[Short task]:
Every record below is to be retyped exactly.

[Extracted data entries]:
****

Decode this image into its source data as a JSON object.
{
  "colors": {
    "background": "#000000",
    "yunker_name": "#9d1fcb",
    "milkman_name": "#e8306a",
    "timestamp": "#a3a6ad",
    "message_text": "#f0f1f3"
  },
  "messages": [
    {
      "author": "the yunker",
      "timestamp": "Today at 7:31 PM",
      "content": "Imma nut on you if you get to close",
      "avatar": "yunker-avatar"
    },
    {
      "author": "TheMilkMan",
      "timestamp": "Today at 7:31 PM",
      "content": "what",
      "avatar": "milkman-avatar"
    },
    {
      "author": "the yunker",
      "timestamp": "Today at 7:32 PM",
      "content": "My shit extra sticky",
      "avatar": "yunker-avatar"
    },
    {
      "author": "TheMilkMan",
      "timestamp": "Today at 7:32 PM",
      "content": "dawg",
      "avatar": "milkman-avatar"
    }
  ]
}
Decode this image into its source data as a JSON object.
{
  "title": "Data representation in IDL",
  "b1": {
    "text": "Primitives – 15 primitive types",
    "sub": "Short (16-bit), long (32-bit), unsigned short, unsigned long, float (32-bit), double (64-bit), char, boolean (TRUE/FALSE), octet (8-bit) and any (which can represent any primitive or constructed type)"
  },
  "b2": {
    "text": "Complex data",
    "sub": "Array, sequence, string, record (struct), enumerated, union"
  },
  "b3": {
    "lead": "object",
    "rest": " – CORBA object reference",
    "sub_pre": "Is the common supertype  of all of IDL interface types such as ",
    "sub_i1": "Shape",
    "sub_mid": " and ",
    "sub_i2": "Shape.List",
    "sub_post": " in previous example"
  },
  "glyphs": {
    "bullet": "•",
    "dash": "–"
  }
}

****

[Output of the exercise]:
Decode this image into its source data as a JSON object.
{
  "colors": {
    "background": "#000000",
    "yunker_name": "#9d1fcb",
    "milkman_name": "#e8306a",
    "timestamp": "#a3a6ad",
    "message_text": "#f0f1f3"
  },
  "messages": [
    {
      "author": "the yunker",
      "timestamp": "Today at 7:31 PM",
      "content": "Imma nut on you if you get to close",
      "avatar": "yunker-avatar"
    },
    {
      "author": "TheMilkMan",
      "timestamp": "Today at 7:31 PM",
      "content": "what",
      "avatar": "milkman-avatar"
    },
    {
      "author": "the yunker",
      "timestamp": "Today at 7:32 PM",
      "content": "My shit extra sticky",
      "avatar": "yunker-avatar"
    },
    {
      "author": "TheMilkMan",
      "timestamp": "Today at 7:32 PM",
      "content": "dawg",
      "avatar": "milkman-avatar"
    }
  ]
}
Decode this image into its source data as a JSON object.
{
  "title": "Data representation in IDL",
  "b1": {
    "text": "Primitives – 15 primitive types",
    "sub": "Short (16-bit), long (32-bit), unsigned short, unsigned long, float (32-bit), double (64-bit), char, boolean (TRUE/FALSE), octet (8-bit) and any (which can represent any primitive or constructed type)"
  },
  "b2": {
    "text": "Complex data",
    "sub": "Array, sequence, string, record (struct), enumerated, union"
  },
  "b3": {
    "lead": "object",
    "rest": " – CORBA object reference",
    "sub_pre": "Is the common supertype  of all of IDL interface types such as ",
    "sub_i1": "Shape",
    "sub_mid": " and ",
    "sub_i2": "Shape.List",
    "sub_post": " in previous example"
  },
  "glyphs": {
    "bullet": "•",
    "dash": "–"
  }
}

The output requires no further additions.